_WRITTEN REQUEST_:
Using the entries that follow, collect the lines where the word "JSON" appears.

Records contained in a dataset:
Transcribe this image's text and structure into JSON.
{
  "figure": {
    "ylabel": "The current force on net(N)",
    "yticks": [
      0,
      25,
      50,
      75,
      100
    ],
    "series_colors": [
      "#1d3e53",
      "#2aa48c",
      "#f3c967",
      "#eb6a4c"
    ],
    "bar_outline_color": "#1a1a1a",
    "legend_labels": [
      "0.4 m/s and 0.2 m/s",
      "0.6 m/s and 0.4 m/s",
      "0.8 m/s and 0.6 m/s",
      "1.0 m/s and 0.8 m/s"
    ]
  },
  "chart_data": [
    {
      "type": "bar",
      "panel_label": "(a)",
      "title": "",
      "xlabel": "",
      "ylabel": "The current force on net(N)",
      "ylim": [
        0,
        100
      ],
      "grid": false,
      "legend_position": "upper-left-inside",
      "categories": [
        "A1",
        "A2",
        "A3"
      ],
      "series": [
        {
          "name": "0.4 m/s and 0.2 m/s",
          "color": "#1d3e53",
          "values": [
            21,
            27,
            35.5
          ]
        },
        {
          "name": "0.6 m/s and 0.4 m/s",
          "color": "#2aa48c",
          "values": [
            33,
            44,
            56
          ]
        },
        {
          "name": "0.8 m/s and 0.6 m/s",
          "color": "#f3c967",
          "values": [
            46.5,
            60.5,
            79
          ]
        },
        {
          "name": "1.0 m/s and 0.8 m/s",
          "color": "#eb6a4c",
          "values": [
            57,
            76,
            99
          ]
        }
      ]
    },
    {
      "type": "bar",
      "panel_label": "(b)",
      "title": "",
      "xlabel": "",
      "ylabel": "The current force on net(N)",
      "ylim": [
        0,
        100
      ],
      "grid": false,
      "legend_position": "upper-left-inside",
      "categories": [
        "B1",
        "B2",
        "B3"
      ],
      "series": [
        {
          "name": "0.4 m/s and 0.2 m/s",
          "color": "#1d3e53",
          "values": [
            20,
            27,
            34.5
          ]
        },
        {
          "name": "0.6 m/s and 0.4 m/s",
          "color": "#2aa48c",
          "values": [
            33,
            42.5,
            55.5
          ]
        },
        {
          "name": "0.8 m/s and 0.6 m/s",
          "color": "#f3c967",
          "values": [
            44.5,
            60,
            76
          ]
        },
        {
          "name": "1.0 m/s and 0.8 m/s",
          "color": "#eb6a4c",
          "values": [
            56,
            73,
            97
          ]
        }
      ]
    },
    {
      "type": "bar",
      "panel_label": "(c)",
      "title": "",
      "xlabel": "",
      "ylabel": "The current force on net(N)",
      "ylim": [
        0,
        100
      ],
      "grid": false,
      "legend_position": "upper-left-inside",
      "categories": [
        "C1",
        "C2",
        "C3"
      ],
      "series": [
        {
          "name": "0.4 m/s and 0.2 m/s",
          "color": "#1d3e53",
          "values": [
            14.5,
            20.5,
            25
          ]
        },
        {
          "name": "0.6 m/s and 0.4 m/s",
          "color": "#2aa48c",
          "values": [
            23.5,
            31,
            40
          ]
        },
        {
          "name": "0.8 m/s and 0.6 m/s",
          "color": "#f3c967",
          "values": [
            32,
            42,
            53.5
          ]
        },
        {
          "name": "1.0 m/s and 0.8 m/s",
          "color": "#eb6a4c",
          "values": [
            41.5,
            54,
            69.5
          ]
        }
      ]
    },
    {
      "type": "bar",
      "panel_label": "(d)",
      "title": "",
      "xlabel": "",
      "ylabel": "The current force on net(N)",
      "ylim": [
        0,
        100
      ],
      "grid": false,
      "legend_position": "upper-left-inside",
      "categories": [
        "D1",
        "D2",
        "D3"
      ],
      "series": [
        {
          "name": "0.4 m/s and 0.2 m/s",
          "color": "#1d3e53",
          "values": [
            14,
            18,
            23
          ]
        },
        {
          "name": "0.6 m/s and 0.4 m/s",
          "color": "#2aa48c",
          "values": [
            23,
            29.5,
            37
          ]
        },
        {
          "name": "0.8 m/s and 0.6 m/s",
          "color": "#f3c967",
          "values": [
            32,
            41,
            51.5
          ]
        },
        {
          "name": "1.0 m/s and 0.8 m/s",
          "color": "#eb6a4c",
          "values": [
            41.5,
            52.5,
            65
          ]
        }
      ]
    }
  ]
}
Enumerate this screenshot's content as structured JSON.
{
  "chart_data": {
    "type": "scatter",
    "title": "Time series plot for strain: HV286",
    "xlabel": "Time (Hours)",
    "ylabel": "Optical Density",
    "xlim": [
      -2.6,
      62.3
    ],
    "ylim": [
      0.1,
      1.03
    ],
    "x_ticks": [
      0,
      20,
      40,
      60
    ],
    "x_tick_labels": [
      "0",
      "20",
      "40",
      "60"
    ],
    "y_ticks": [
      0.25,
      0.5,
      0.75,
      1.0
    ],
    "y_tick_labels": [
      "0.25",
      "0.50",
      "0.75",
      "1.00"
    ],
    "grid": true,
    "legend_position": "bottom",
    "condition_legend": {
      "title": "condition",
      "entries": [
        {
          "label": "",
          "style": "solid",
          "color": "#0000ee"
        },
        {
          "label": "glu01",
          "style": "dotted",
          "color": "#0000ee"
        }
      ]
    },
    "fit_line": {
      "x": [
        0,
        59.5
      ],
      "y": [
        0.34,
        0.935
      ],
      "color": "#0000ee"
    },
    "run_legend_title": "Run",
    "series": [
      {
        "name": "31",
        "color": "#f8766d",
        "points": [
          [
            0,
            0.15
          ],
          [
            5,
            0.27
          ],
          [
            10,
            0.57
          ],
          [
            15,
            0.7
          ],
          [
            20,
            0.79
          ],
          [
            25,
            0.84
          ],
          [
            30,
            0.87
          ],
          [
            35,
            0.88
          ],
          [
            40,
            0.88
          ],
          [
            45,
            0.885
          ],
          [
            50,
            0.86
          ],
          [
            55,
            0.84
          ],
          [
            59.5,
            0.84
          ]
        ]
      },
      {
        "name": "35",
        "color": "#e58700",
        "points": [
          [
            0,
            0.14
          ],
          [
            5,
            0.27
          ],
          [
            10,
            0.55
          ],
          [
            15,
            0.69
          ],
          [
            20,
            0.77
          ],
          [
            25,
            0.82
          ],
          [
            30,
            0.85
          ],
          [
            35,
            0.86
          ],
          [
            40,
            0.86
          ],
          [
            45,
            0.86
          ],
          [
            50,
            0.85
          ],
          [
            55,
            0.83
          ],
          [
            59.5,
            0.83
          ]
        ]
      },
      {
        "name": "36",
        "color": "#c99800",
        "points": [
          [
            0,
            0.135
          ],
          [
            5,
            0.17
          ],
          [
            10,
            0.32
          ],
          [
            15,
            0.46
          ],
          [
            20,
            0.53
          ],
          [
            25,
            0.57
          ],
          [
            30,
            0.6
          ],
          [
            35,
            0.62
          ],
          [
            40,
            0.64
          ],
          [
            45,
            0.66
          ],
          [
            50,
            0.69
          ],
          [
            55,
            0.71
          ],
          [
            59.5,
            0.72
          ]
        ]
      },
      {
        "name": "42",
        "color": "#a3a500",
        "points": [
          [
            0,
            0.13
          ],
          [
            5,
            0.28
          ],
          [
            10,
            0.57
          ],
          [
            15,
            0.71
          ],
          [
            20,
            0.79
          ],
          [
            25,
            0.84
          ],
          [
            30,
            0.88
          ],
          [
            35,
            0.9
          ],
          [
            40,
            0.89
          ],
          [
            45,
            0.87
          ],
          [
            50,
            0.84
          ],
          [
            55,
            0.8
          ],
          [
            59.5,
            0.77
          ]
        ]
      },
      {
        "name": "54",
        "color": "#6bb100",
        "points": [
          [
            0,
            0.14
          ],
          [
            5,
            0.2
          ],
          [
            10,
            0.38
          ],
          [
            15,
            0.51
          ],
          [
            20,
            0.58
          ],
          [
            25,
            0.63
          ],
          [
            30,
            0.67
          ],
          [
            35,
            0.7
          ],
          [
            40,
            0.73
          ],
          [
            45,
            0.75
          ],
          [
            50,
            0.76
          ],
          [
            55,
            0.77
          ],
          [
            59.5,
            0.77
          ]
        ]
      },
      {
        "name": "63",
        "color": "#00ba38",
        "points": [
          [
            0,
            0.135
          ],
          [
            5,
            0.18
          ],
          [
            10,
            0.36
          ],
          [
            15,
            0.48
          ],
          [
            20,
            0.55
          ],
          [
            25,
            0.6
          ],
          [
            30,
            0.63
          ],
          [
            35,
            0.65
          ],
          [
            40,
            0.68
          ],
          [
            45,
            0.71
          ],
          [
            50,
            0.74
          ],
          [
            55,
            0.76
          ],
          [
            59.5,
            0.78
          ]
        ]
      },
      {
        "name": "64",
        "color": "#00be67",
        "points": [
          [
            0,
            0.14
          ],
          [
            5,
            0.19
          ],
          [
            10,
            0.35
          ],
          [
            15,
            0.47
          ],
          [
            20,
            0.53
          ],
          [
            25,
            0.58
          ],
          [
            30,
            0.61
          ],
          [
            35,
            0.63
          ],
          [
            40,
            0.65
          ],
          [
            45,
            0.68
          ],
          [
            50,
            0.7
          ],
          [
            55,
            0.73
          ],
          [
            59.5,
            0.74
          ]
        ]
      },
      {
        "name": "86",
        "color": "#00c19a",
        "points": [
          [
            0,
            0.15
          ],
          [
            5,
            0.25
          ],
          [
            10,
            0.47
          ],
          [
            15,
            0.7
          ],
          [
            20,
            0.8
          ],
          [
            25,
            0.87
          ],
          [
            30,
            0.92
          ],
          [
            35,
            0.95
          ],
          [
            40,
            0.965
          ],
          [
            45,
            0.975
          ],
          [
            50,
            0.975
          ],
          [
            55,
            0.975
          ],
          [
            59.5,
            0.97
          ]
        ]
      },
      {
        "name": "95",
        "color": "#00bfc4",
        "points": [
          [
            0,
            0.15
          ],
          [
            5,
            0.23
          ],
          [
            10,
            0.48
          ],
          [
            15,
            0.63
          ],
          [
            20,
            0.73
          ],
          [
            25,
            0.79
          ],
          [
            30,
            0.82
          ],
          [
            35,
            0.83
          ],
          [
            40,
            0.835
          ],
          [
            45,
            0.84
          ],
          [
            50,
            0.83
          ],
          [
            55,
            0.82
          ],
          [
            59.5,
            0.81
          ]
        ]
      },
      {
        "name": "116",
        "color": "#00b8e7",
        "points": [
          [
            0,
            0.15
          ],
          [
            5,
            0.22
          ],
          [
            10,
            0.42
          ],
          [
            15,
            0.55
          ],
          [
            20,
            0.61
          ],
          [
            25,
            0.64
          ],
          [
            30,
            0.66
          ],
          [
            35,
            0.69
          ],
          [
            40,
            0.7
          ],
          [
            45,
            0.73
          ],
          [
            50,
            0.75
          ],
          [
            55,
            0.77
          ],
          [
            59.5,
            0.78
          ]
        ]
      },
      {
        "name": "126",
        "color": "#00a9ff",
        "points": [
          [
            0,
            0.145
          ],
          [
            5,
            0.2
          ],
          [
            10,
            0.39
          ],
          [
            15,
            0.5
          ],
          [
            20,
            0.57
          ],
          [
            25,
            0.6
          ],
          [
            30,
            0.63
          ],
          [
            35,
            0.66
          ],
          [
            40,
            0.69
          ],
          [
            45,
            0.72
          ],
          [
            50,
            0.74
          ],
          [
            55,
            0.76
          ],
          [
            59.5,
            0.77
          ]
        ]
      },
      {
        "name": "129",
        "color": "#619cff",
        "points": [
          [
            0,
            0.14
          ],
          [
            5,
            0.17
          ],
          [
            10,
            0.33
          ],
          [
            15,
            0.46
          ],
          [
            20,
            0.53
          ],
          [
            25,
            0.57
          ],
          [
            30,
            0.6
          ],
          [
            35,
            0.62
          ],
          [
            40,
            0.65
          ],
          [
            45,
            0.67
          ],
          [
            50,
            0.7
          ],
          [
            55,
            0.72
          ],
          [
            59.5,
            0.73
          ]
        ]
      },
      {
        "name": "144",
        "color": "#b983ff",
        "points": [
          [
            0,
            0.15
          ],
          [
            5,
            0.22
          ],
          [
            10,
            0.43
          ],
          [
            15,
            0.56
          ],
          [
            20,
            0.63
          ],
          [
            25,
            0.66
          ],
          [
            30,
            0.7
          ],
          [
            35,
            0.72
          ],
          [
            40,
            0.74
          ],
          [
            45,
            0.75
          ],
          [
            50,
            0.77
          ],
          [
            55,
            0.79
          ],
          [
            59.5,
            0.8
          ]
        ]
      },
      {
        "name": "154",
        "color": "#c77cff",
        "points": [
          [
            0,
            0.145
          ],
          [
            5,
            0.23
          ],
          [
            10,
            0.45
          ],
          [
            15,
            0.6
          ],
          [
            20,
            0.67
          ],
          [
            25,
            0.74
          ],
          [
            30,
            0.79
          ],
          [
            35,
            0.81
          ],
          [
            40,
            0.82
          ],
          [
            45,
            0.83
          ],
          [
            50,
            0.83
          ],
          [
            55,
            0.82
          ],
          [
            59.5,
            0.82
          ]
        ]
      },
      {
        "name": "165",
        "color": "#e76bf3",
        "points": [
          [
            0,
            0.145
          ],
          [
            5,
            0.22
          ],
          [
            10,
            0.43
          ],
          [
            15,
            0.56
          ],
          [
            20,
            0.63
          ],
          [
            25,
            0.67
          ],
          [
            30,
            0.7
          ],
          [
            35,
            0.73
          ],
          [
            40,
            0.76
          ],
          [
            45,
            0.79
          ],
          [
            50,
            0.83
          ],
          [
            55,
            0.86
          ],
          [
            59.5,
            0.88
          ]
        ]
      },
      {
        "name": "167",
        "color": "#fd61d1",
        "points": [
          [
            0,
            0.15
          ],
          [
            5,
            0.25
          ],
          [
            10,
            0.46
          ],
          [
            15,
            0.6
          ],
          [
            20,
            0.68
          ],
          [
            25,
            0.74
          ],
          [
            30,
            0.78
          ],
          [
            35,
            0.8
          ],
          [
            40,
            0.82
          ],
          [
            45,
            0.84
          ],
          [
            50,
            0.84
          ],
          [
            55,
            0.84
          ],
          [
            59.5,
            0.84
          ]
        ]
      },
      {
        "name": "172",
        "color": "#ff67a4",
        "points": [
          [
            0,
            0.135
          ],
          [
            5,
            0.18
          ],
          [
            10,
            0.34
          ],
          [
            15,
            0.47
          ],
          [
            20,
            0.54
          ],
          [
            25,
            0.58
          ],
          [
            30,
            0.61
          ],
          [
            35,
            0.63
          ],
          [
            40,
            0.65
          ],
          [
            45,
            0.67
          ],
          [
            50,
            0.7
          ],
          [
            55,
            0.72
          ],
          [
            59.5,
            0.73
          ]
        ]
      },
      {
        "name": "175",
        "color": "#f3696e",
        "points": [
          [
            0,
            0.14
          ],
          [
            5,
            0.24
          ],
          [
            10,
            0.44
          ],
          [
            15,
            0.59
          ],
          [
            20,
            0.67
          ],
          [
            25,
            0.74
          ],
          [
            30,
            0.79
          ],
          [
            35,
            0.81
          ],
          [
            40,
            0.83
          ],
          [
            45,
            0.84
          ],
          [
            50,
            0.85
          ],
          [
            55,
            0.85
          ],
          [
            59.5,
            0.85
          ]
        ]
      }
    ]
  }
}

_OUTPUT_:
Transcribe this image's text and structure into JSON.
Enumerate this screenshot's content as structured JSON.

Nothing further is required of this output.